(Work required) Below are some records; reproduce every one of them exactly.

(Records supplied)

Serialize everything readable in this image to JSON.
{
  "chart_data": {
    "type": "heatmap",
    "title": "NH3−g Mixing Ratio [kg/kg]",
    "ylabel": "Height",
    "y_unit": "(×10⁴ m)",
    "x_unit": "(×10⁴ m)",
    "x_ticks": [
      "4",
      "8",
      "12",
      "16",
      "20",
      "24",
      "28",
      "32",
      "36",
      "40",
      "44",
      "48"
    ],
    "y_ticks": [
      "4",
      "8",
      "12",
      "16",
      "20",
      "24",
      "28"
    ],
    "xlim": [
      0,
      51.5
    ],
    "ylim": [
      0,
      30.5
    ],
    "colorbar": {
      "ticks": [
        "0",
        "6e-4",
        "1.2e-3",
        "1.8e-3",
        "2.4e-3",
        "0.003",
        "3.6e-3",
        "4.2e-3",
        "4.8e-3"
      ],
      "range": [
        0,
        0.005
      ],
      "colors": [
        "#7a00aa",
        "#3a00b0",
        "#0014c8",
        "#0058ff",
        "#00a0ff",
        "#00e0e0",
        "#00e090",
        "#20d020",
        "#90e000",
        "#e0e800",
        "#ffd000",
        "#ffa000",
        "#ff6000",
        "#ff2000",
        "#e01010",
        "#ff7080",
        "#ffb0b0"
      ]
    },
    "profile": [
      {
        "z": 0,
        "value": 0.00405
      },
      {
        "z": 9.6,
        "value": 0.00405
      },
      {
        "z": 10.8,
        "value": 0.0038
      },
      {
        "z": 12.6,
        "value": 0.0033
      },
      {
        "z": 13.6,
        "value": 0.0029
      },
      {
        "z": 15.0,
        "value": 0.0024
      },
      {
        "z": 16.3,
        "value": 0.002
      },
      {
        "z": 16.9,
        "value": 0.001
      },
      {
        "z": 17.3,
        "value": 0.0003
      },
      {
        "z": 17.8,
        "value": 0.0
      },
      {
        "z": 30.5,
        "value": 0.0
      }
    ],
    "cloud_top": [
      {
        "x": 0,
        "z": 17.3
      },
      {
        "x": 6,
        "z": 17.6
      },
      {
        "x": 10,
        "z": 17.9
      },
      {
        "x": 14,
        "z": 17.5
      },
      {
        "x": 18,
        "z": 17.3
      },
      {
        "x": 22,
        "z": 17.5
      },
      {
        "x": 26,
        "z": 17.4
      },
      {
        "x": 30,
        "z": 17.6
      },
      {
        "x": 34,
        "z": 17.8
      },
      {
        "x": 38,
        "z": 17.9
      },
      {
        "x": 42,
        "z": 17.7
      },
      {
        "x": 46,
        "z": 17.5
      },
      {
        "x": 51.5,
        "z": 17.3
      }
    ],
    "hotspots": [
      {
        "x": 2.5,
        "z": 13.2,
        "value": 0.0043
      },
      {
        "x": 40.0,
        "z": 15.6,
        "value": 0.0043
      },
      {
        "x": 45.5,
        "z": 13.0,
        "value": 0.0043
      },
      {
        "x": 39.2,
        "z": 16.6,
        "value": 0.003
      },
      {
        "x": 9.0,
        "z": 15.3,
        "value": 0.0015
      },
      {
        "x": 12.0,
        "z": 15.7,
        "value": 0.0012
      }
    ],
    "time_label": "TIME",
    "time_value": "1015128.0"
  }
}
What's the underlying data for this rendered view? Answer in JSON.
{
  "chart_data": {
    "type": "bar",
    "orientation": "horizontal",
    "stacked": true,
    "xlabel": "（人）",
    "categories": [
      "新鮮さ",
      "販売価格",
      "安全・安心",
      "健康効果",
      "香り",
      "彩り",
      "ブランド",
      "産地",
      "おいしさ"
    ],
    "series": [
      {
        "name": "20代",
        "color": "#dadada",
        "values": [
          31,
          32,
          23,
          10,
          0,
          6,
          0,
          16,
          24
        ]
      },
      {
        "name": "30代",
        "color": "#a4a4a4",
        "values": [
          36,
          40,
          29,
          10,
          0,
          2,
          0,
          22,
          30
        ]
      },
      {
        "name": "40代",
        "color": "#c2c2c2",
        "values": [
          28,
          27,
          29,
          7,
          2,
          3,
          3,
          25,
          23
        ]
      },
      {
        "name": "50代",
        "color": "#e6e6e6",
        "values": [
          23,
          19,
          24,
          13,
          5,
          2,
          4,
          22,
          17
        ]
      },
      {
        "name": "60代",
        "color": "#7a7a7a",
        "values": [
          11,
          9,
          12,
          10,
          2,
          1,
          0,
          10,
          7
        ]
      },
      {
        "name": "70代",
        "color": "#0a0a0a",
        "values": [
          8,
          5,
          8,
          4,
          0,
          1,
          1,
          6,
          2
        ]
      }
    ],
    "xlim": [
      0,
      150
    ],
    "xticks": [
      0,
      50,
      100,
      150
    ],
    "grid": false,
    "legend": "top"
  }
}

(Solution to the exercise)
Serialize everything readable in this image to JSON.
{
  "chart_data": {
    "type": "heatmap",
    "title": "NH3−g Mixing Ratio [kg/kg]",
    "ylabel": "Height",
    "y_unit": "(×10⁴ m)",
    "x_unit": "(×10⁴ m)",
    "x_ticks": [
      "4",
      "8",
      "12",
      "16",
      "20",
      "24",
      "28",
      "32",
      "36",
      "40",
      "44",
      "48"
    ],
    "y_ticks": [
      "4",
      "8",
      "12",
      "16",
      "20",
      "24",
      "28"
    ],
    "xlim": [
      0,
      51.5
    ],
    "ylim": [
      0,
      30.5
    ],
    "colorbar": {
      "ticks": [
        "0",
        "6e-4",
        "1.2e-3",
        "1.8e-3",
        "2.4e-3",
        "0.003",
        "3.6e-3",
        "4.2e-3",
        "4.8e-3"
      ],
      "range": [
        0,
        0.005
      ],
      "colors": [
        "#7a00aa",
        "#3a00b0",
        "#0014c8",
        "#0058ff",
        "#00a0ff",
        "#00e0e0",
        "#00e090",
        "#20d020",
        "#90e000",
        "#e0e800",
        "#ffd000",
        "#ffa000",
        "#ff6000",
        "#ff2000",
        "#e01010",
        "#ff7080",
        "#ffb0b0"
      ]
    },
    "profile": [
      {
        "z": 0,
        "value": 0.00405
      },
      {
        "z": 9.6,
        "value": 0.00405
      },
      {
        "z": 10.8,
        "value": 0.0038
      },
      {
        "z": 12.6,
        "value": 0.0033
      },
      {
        "z": 13.6,
        "value": 0.0029
      },
      {
        "z": 15.0,
        "value": 0.0024
      },
      {
        "z": 16.3,
        "value": 0.002
      },
      {
        "z": 16.9,
        "value": 0.001
      },
      {
        "z": 17.3,
        "value": 0.0003
      },
      {
        "z": 17.8,
        "value": 0.0
      },
      {
        "z": 30.5,
        "value": 0.0
      }
    ],
    "cloud_top": [
      {
        "x": 0,
        "z": 17.3
      },
      {
        "x": 6,
        "z": 17.6
      },
      {
        "x": 10,
        "z": 17.9
      },
      {
        "x": 14,
        "z": 17.5
      },
      {
        "x": 18,
        "z": 17.3
      },
      {
        "x": 22,
        "z": 17.5
      },
      {
        "x": 26,
        "z": 17.4
      },
      {
        "x": 30,
        "z": 17.6
      },
      {
        "x": 34,
        "z": 17.8
      },
      {
        "x": 38,
        "z": 17.9
      },
      {
        "x": 42,
        "z": 17.7
      },
      {
        "x": 46,
        "z": 17.5
      },
      {
        "x": 51.5,
        "z": 17.3
      }
    ],
    "hotspots": [
      {
        "x": 2.5,
        "z": 13.2,
        "value": 0.0043
      },
      {
        "x": 40.0,
        "z": 15.6,
        "value": 0.0043
      },
      {
        "x": 45.5,
        "z": 13.0,
        "value": 0.0043
      },
      {
        "x": 39.2,
        "z": 16.6,
        "value": 0.003
      },
      {
        "x": 9.0,
        "z": 15.3,
        "value": 0.0015
      },
      {
        "x": 12.0,
        "z": 15.7,
        "value": 0.0012
      }
    ],
    "time_label": "TIME",
    "time_value": "1015128.0"
  }
}
What's the underlying data for this rendered view? Answer in JSON.
{
  "chart_data": {
    "type": "bar",
    "orientation": "horizontal",
    "stacked": true,
    "xlabel": "（人）",
    "categories": [
      "新鮮さ",
      "販売価格",
      "安全・安心",
      "健康効果",
      "香り",
      "彩り",
      "ブランド",
      "産地",
      "おいしさ"
    ],
    "series": [
      {
        "name": "20代",
        "color": "#dadada",
        "values": [
          31,
          32,
          23,
          10,
          0,
          6,
          0,
          16,
          24
        ]
      },
      {
        "name": "30代",
        "color": "#a4a4a4",
        "values": [
          36,
          40,
          29,
          10,
          0,
          2,
          0,
          22,
          30
        ]
      },
      {
        "name": "40代",
        "color": "#c2c2c2",
        "values": [
          28,
          27,
          29,
          7,
          2,
          3,
          3,
          25,
          23
        ]
      },
      {
        "name": "50代",
        "color": "#e6e6e6",
        "values": [
          23,
          19,
          24,
          13,
          5,
          2,
          4,
          22,
          17
        ]
      },
      {
        "name": "60代",
        "color": "#7a7a7a",
        "values": [
          11,
          9,
          12,
          10,
          2,
          1,
          0,
          10,
          7
        ]
      },
      {
        "name": "70代",
        "color": "#0a0a0a",
        "values": [
          8,
          5,
          8,
          4,
          0,
          1,
          1,
          6,
          2
        ]
      }
    ],
    "xlim": [
      0,
      150
    ],
    "xticks": [
      0,
      50,
      100,
      150
    ],
    "grid": false,
    "legend": "top"
  }
}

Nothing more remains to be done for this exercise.